**Layout coordinate data**:

-----

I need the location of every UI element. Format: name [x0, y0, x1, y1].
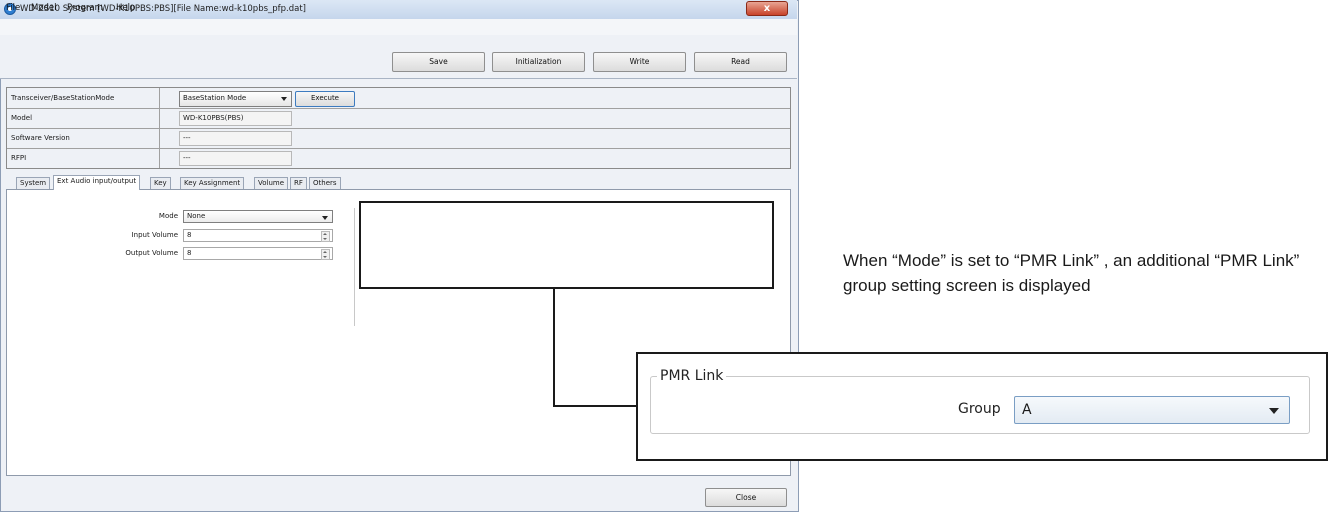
tab-system[interactable]: System: [16, 177, 51, 189]
tab-key[interactable]: Key: [150, 177, 171, 189]
initialization-button[interactable]: Initialization: [492, 52, 585, 72]
save-button[interactable]: Save: [392, 52, 485, 72]
software-version-row: Software Version ---: [7, 128, 790, 149]
tab-others[interactable]: Others: [309, 177, 341, 189]
callout-box: [359, 201, 774, 289]
basestation-mode-select[interactable]: BaseStation Mode: [179, 91, 292, 107]
software-version-value: ---: [179, 131, 292, 146]
rfpi-label: RFPI: [11, 154, 27, 162]
basestation-mode-value: BaseStation Mode: [183, 94, 247, 102]
window-title: WD-ZS10 System [WD-K10PBS:PBS][File Name…: [20, 4, 307, 14]
chevron-down-icon: [322, 216, 328, 220]
software-version-label: Software Version: [11, 134, 70, 142]
output-volume-stepper[interactable]: 8: [183, 247, 333, 260]
mode-select-value: None: [187, 212, 206, 220]
chevron-down-icon: [281, 97, 287, 101]
model-label: Model: [11, 114, 33, 122]
menu-model[interactable]: Model: [31, 3, 57, 13]
chevron-down-icon: [1269, 408, 1279, 414]
rfpi-value: ---: [179, 151, 292, 166]
output-volume-label: Output Volume: [125, 249, 178, 257]
rfpi-row: RFPI ---: [7, 148, 790, 168]
output-volume-value: 8: [187, 249, 192, 257]
group-select-value: A: [1022, 402, 1032, 418]
row-divider: [159, 128, 160, 148]
model-value: WD-K10PBS(PBS): [179, 111, 292, 126]
close-button[interactable]: Close: [705, 488, 787, 507]
menu-bar: [0, 19, 797, 35]
annotation-note: When “Mode” is set to “PMR Link” , an ad…: [843, 251, 1300, 295]
mode-field-label: Mode: [158, 212, 178, 220]
callout-line-vertical: [553, 289, 555, 407]
row-divider: [159, 148, 160, 168]
read-button[interactable]: Read: [694, 52, 787, 72]
menu-help[interactable]: Help: [116, 3, 135, 13]
tab-rf[interactable]: RF: [290, 177, 307, 189]
pmr-link-title: PMR Link: [657, 368, 727, 384]
menu-program[interactable]: Program: [67, 3, 103, 13]
device-info-grid: Transceiver/BaseStationMode BaseStation …: [6, 87, 791, 169]
group-label: Group: [958, 401, 1001, 417]
execute-button[interactable]: Execute: [295, 91, 355, 107]
row-divider: [159, 108, 160, 128]
input-volume-label: Input Volume: [131, 231, 178, 239]
model-row: Model WD-K10PBS(PBS): [7, 108, 790, 129]
tab-key-assignment[interactable]: Key Assignment: [180, 177, 245, 189]
mode-row: Transceiver/BaseStationMode BaseStation …: [7, 88, 790, 109]
mode-select[interactable]: None: [183, 210, 333, 223]
group-select[interactable]: A: [1014, 396, 1290, 424]
input-volume-value: 8: [187, 231, 192, 239]
write-button[interactable]: Write: [593, 52, 686, 72]
spinner-icon[interactable]: [321, 231, 330, 242]
tab-volume[interactable]: Volume: [254, 177, 289, 189]
tab-ext-audio[interactable]: Ext Audio input/output: [53, 175, 141, 190]
vertical-divider: [354, 208, 355, 326]
callout-line-horizontal: [553, 405, 637, 407]
menu-file[interactable]: File: [6, 3, 20, 13]
mode-label: Transceiver/BaseStationMode: [11, 94, 115, 102]
spinner-icon[interactable]: [321, 249, 330, 260]
row-divider: [159, 88, 160, 108]
input-volume-stepper[interactable]: 8: [183, 229, 333, 242]
window-close-button[interactable]: x: [746, 1, 788, 16]
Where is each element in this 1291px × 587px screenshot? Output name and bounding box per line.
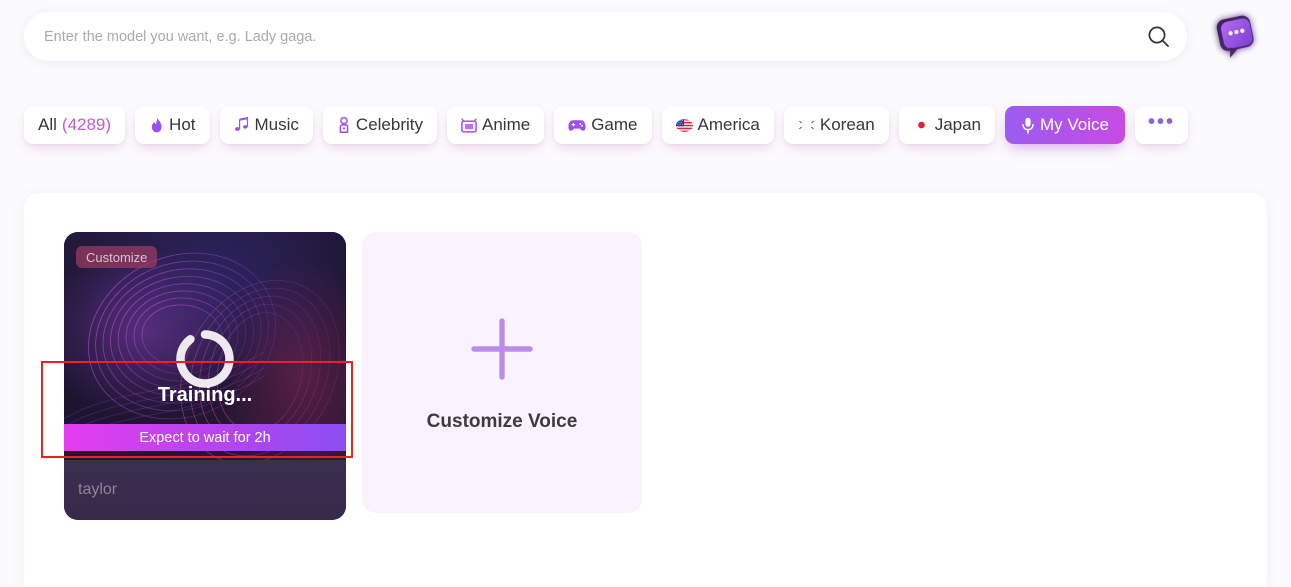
voice-card-name: taylor	[78, 481, 118, 498]
filter-chip-my-voice-label: My Voice	[1040, 115, 1109, 134]
filter-chip-all[interactable]: All (4289)	[24, 106, 126, 144]
filter-chip-row: All (4289) Hot Music Celebrity Anime Gam…	[24, 104, 1189, 146]
fire-icon	[149, 117, 164, 133]
filter-chip-japan-label: Japan	[934, 115, 982, 134]
filter-chip-my-voice[interactable]: My Voice	[1005, 106, 1125, 144]
celebrity-icon	[337, 117, 351, 133]
customize-voice-tile[interactable]: Customize Voice	[362, 232, 642, 513]
gamepad-icon	[568, 119, 586, 132]
filter-chip-celebrity[interactable]: Celebrity	[322, 106, 438, 144]
filter-chip-celebrity-label: Celebrity	[355, 115, 424, 134]
filter-chip-all-count: (4289)	[61, 115, 112, 134]
search-input[interactable]	[44, 28, 1137, 45]
filter-chip-america-label: America	[697, 115, 760, 134]
microphone-icon	[1021, 117, 1035, 134]
filter-chip-japan[interactable]: Japan	[898, 106, 996, 144]
filter-chip-korean-label: Korean	[819, 115, 875, 134]
music-note-icon	[234, 117, 250, 133]
tv-icon	[461, 117, 477, 133]
chat-bubble-app-logo[interactable]	[1206, 8, 1268, 66]
filter-chip-hot[interactable]: Hot	[135, 106, 210, 144]
top-search-row	[0, 0, 1291, 74]
flag-kr-icon	[797, 119, 815, 131]
status-badge-customize: Customize	[76, 246, 158, 268]
filter-chip-game[interactable]: Game	[554, 106, 652, 144]
search-icon[interactable]	[1137, 15, 1181, 59]
filter-chip-game-label: Game	[591, 115, 638, 134]
filter-chip-all-label: All	[38, 115, 57, 134]
voice-card-grid: Customize Training... Expect to wait for…	[64, 232, 642, 520]
filter-chip-music-label: Music	[254, 115, 299, 134]
training-status-text: Training...	[157, 384, 253, 406]
flag-us-icon	[675, 118, 693, 132]
training-wait-text: Expect to wait for 2h	[139, 429, 271, 446]
voice-library-panel: Customize Training... Expect to wait for…	[24, 193, 1267, 587]
training-progress-bar: Expect to wait for 2h	[64, 424, 346, 451]
filter-chip-anime-label: Anime	[482, 115, 531, 134]
flag-jp-icon	[912, 119, 930, 131]
loading-spinner-icon	[174, 328, 236, 390]
more-horizontal-icon[interactable]: •••	[1135, 106, 1189, 144]
filter-chip-korean[interactable]: Korean	[783, 106, 889, 144]
voice-card-training[interactable]: Customize Training... Expect to wait for…	[64, 232, 346, 520]
customize-voice-label: Customize Voice	[426, 410, 578, 432]
search-bar[interactable]	[24, 12, 1187, 61]
filter-chip-music[interactable]: Music	[219, 106, 313, 144]
filter-chip-america[interactable]: America	[661, 106, 774, 144]
voice-card-footer: taylor	[64, 460, 346, 520]
filter-chip-anime[interactable]: Anime	[447, 106, 545, 144]
plus-icon	[466, 313, 538, 385]
filter-chip-hot-label: Hot	[169, 115, 196, 134]
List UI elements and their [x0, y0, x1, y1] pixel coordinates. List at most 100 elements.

-----

Put every line of the data from the one containing "tab-system[interactable]: System: [16, 177, 51, 189]" down to the one containing "output-volume-stepper[interactable]: 8: [183, 247, 333, 260]", both included, into a JSON list of strings with one string per line and blank lines omitted.

[
  "tab-system[interactable]: System: [16, 177, 51, 189]",
  "tab-key[interactable]: Key: [150, 177, 171, 189]",
  "initialization-button[interactable]: Initialization: [492, 52, 585, 72]",
  "save-button[interactable]: Save: [392, 52, 485, 72]",
  "software-version-row: Software Version ---: [7, 128, 790, 149]",
  "tab-others[interactable]: Others: [309, 177, 341, 189]",
  "callout-box: [359, 201, 774, 289]",
  "basestation-mode-select[interactable]: BaseStation Mode: [179, 91, 292, 107]",
  "software-version-value: ---: [179, 131, 292, 146]",
  "rfpi-label: RFPI: [11, 154, 27, 162]",
  "basestation-mode-value: BaseStation Mode: [183, 94, 247, 102]",
  "window-title: WD-ZS10 System [WD-K10PBS:PBS][File Name…: [20, 4, 307, 14]",
  "chevron-down-icon: [322, 216, 328, 220]",
  "software-version-label: Software Version: [11, 134, 70, 142]",
  "output-volume-stepper[interactable]: 8: [183, 247, 333, 260]"
]